■ **Source records**
____
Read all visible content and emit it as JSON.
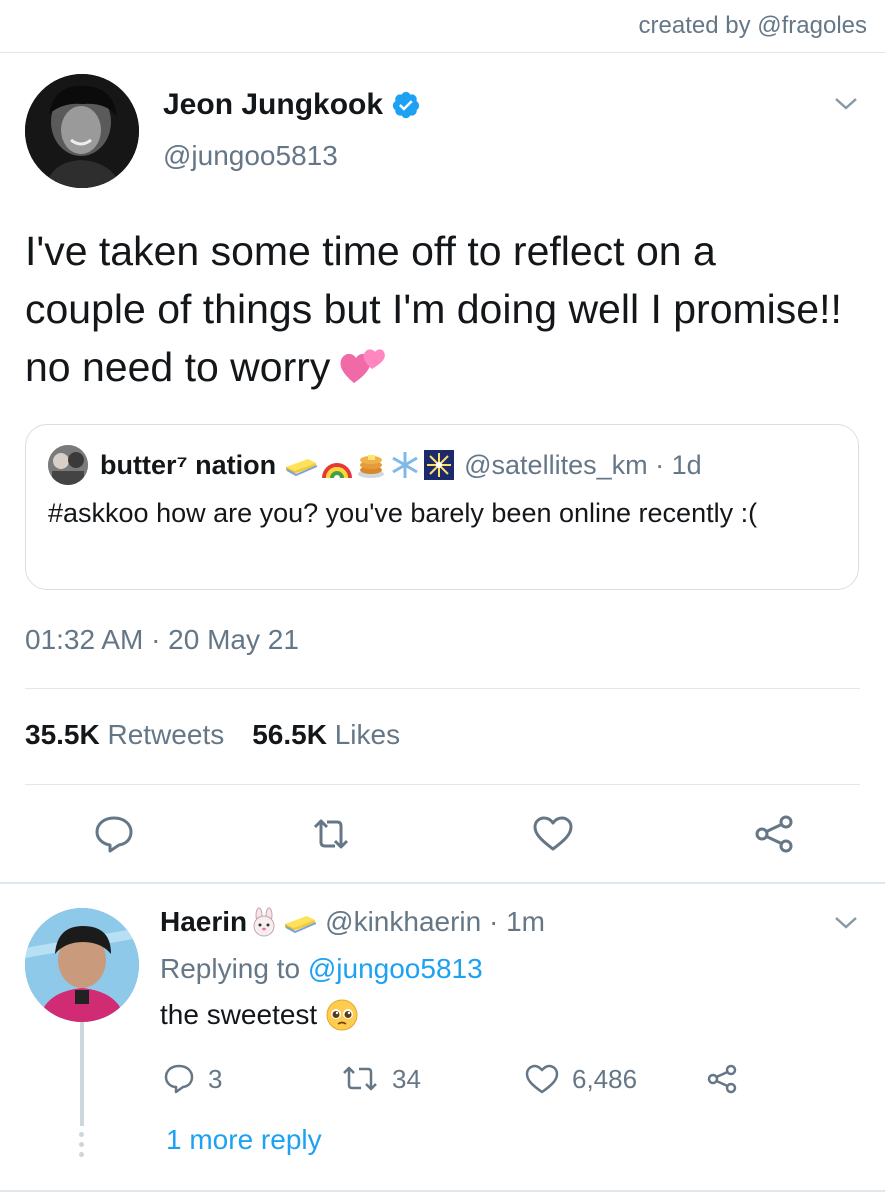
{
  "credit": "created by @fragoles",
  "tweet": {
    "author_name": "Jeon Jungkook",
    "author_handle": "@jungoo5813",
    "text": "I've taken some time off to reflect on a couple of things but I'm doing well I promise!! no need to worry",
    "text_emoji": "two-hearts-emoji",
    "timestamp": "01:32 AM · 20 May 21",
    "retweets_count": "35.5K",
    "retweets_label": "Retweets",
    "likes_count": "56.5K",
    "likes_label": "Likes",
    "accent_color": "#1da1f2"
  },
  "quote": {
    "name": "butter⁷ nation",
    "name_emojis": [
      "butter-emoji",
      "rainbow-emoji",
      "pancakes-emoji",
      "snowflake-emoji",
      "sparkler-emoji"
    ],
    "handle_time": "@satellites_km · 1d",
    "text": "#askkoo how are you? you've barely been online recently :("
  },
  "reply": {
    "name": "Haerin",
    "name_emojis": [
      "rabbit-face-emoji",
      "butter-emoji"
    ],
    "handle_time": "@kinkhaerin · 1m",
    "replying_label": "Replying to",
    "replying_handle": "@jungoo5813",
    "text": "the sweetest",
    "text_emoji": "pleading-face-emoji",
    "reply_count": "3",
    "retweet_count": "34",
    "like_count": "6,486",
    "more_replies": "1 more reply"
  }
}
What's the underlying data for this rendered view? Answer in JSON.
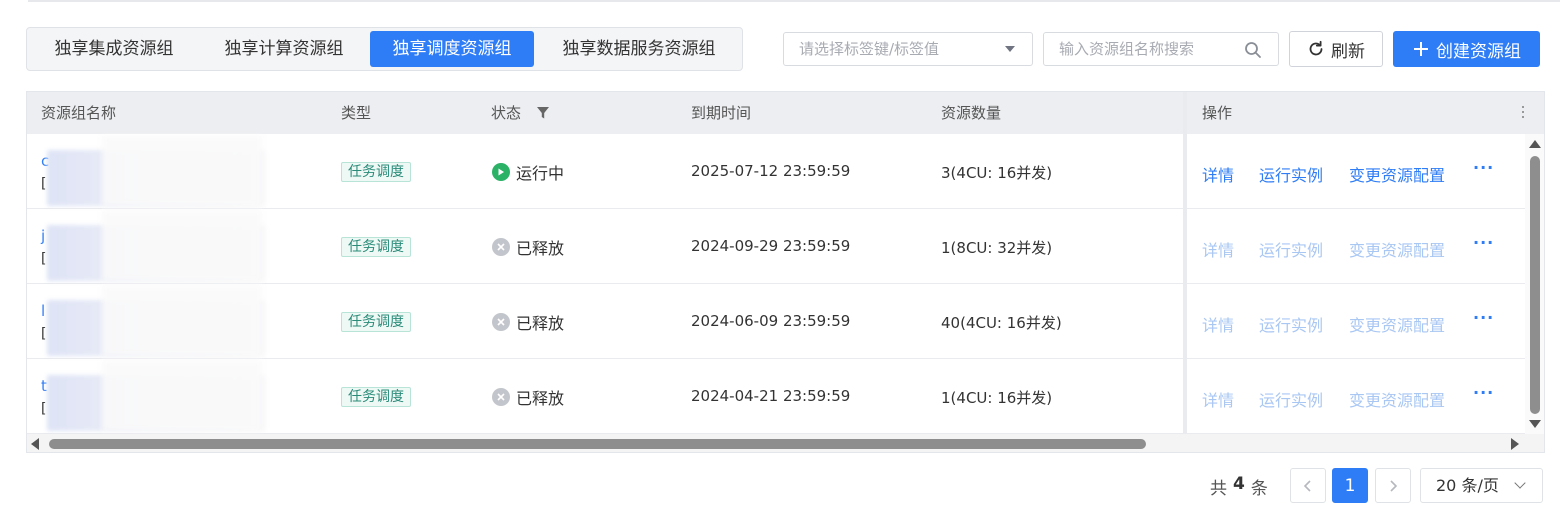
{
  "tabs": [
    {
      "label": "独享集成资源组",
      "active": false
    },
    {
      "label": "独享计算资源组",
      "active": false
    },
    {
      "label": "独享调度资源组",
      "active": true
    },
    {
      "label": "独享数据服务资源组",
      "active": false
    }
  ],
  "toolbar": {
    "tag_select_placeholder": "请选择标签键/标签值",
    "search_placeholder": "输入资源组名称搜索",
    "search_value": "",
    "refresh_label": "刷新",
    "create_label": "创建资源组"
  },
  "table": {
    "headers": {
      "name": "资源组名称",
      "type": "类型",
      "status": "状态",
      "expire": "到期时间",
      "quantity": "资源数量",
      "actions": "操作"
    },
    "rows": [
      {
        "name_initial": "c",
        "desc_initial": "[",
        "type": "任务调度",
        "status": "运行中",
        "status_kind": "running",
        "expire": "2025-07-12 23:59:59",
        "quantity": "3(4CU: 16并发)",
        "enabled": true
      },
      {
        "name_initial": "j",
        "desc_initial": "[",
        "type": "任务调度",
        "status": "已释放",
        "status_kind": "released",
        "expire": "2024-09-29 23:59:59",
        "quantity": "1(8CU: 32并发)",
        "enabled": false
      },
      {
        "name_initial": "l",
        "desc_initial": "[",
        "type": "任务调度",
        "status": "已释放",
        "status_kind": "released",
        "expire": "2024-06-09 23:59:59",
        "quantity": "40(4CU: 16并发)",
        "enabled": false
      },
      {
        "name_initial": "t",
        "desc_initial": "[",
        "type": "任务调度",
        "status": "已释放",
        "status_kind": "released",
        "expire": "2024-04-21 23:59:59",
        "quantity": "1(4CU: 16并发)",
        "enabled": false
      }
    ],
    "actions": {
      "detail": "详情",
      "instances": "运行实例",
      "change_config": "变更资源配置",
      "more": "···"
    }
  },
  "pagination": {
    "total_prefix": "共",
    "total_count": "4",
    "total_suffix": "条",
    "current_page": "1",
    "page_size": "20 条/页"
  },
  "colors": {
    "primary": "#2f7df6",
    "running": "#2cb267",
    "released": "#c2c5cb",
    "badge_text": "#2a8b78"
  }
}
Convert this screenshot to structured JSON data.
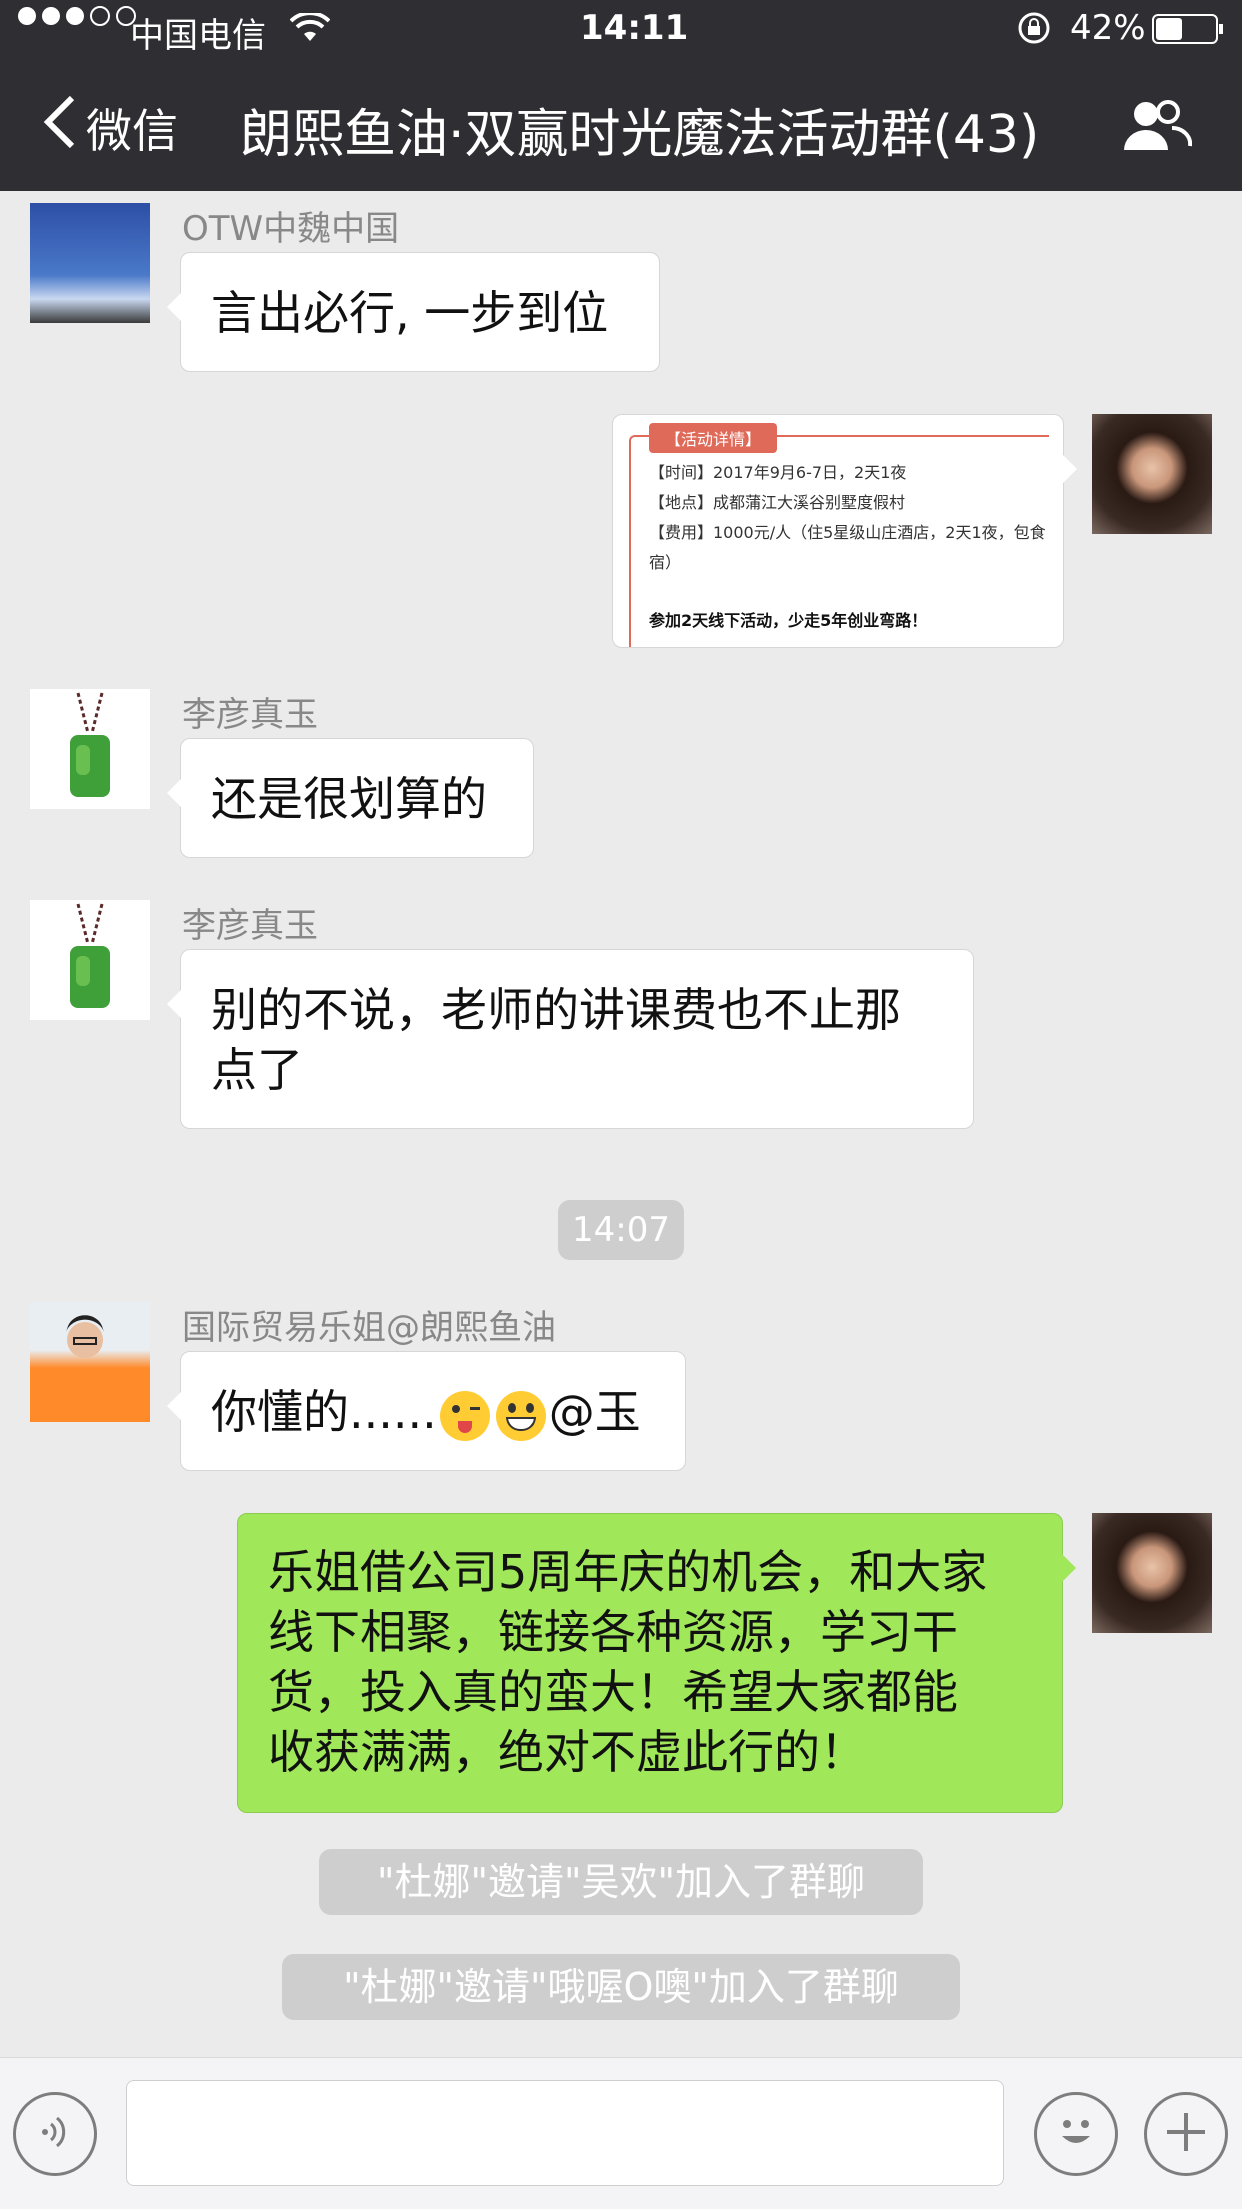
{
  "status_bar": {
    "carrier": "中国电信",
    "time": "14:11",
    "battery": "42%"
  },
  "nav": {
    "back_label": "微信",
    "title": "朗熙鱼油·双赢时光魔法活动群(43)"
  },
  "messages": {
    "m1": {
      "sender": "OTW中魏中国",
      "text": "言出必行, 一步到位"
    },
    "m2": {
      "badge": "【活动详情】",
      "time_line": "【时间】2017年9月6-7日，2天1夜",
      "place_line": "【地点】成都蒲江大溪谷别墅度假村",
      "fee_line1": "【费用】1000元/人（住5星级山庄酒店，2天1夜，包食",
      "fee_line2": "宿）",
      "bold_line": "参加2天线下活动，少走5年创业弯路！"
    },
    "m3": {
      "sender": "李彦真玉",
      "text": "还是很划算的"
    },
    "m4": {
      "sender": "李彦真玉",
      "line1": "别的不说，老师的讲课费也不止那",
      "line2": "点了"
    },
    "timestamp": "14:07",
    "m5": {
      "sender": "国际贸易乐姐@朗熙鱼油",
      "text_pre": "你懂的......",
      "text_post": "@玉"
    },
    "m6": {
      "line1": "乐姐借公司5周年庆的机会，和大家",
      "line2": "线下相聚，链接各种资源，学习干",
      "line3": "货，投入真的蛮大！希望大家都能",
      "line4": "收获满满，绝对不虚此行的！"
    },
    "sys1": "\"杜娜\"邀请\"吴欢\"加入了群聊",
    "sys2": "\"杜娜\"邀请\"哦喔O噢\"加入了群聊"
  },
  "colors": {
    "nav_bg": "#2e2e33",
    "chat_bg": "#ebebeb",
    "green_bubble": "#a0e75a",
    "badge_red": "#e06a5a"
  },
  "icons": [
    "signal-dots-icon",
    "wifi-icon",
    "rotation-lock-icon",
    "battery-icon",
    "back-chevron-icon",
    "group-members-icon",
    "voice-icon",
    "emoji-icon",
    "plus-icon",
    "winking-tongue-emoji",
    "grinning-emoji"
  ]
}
____
■ **Exercise description**
Make an exact copy of every entry above, minus the images.

■ **Worked solution**
Read all visible content and emit it as JSON.
{
  "credit": "created by @fragoles",
  "tweet": {
    "author_name": "Jeon Jungkook",
    "author_handle": "@jungoo5813",
    "text": "I've taken some time off to reflect on a couple of things but I'm doing well I promise!! no need to worry",
    "text_emoji": "two-hearts-emoji",
    "timestamp": "01:32 AM · 20 May 21",
    "retweets_count": "35.5K",
    "retweets_label": "Retweets",
    "likes_count": "56.5K",
    "likes_label": "Likes",
    "accent_color": "#1da1f2"
  },
  "quote": {
    "name": "butter⁷ nation",
    "name_emojis": [
      "butter-emoji",
      "rainbow-emoji",
      "pancakes-emoji",
      "snowflake-emoji",
      "sparkler-emoji"
    ],
    "handle_time": "@satellites_km · 1d",
    "text": "#askkoo how are you? you've barely been online recently :("
  },
  "reply": {
    "name": "Haerin",
    "name_emojis": [
      "rabbit-face-emoji",
      "butter-emoji"
    ],
    "handle_time": "@kinkhaerin · 1m",
    "replying_label": "Replying to",
    "replying_handle": "@jungoo5813",
    "text": "the sweetest",
    "text_emoji": "pleading-face-emoji",
    "reply_count": "3",
    "retweet_count": "34",
    "like_count": "6,486",
    "more_replies": "1 more reply"
  }
}
What's the underlying data for this rendered view? Answer in JSON.
{
  "tabs": [
    {
      "label": "独享集成资源组",
      "active": false
    },
    {
      "label": "独享计算资源组",
      "active": false
    },
    {
      "label": "独享调度资源组",
      "active": true
    },
    {
      "label": "独享数据服务资源组",
      "active": false
    }
  ],
  "toolbar": {
    "tag_select_placeholder": "请选择标签键/标签值",
    "search_placeholder": "输入资源组名称搜索",
    "search_value": "",
    "refresh_label": "刷新",
    "create_label": "创建资源组"
  },
  "table": {
    "headers": {
      "name": "资源组名称",
      "type": "类型",
      "status": "状态",
      "expire": "到期时间",
      "quantity": "资源数量",
      "actions": "操作"
    },
    "rows": [
      {
        "name_initial": "c",
        "desc_initial": "[",
        "type": "任务调度",
        "status": "运行中",
        "status_kind": "running",
        "expire": "2025-07-12 23:59:59",
        "quantity": "3(4CU: 16并发)",
        "enabled": true
      },
      {
        "name_initial": "j",
        "desc_initial": "[",
        "type": "任务调度",
        "status": "已释放",
        "status_kind": "released",
        "expire": "2024-09-29 23:59:59",
        "quantity": "1(8CU: 32并发)",
        "enabled": false
      },
      {
        "name_initial": "l",
        "desc_initial": "[",
        "type": "任务调度",
        "status": "已释放",
        "status_kind": "released",
        "expire": "2024-06-09 23:59:59",
        "quantity": "40(4CU: 16并发)",
        "enabled": false
      },
      {
        "name_initial": "t",
        "desc_initial": "[",
        "type": "任务调度",
        "status": "已释放",
        "status_kind": "released",
        "expire": "2024-04-21 23:59:59",
        "quantity": "1(4CU: 16并发)",
        "enabled": false
      }
    ],
    "actions": {
      "detail": "详情",
      "instances": "运行实例",
      "change_config": "变更资源配置",
      "more": "···"
    }
  },
  "pagination": {
    "total_prefix": "共",
    "total_count": "4",
    "total_suffix": "条",
    "current_page": "1",
    "page_size": "20 条/页"
  },
  "colors": {
    "primary": "#2f7df6",
    "running": "#2cb267",
    "released": "#c2c5cb",
    "badge_text": "#2a8b78"
  }
}
Convert this screenshot to structured JSON data.
{
  "status_bar": {
    "carrier": "中国电信",
    "time": "14:11",
    "battery": "42%"
  },
  "nav": {
    "back_label": "微信",
    "title": "朗熙鱼油·双赢时光魔法活动群(43)"
  },
  "messages": {
    "m1": {
      "sender": "OTW中魏中国",
      "text": "言出必行, 一步到位"
    },
    "m2": {
      "badge": "【活动详情】",
      "time_line": "【时间】2017年9月6-7日，2天1夜",
      "place_line": "【地点】成都蒲江大溪谷别墅度假村",
      "fee_line1": "【费用】1000元/人（住5星级山庄酒店，2天1夜，包食",
      "fee_line2": "宿）",
      "bold_line": "参加2天线下活动，少走5年创业弯路！"
    },
    "m3": {
      "sender": "李彦真玉",
      "text": "还是很划算的"
    },
    "m4": {
      "sender": "李彦真玉",
      "line1": "别的不说，老师的讲课费也不止那",
      "line2": "点了"
    },
    "timestamp": "14:07",
    "m5": {
      "sender": "国际贸易乐姐@朗熙鱼油",
      "text_pre": "你懂的......",
      "text_post": "@玉"
    },
    "m6": {
      "line1": "乐姐借公司5周年庆的机会，和大家",
      "line2": "线下相聚，链接各种资源，学习干",
      "line3": "货，投入真的蛮大！希望大家都能",
      "line4": "收获满满，绝对不虚此行的！"
    },
    "sys1": "\"杜娜\"邀请\"吴欢\"加入了群聊",
    "sys2": "\"杜娜\"邀请\"哦喔O噢\"加入了群聊"
  },
  "colors": {
    "nav_bg": "#2e2e33",
    "chat_bg": "#ebebeb",
    "green_bubble": "#a0e75a",
    "badge_red": "#e06a5a"
  },
  "icons": [
    "signal-dots-icon",
    "wifi-icon",
    "rotation-lock-icon",
    "battery-icon",
    "back-chevron-icon",
    "group-members-icon",
    "voice-icon",
    "emoji-icon",
    "plus-icon",
    "winking-tongue-emoji",
    "grinning-emoji"
  ]
}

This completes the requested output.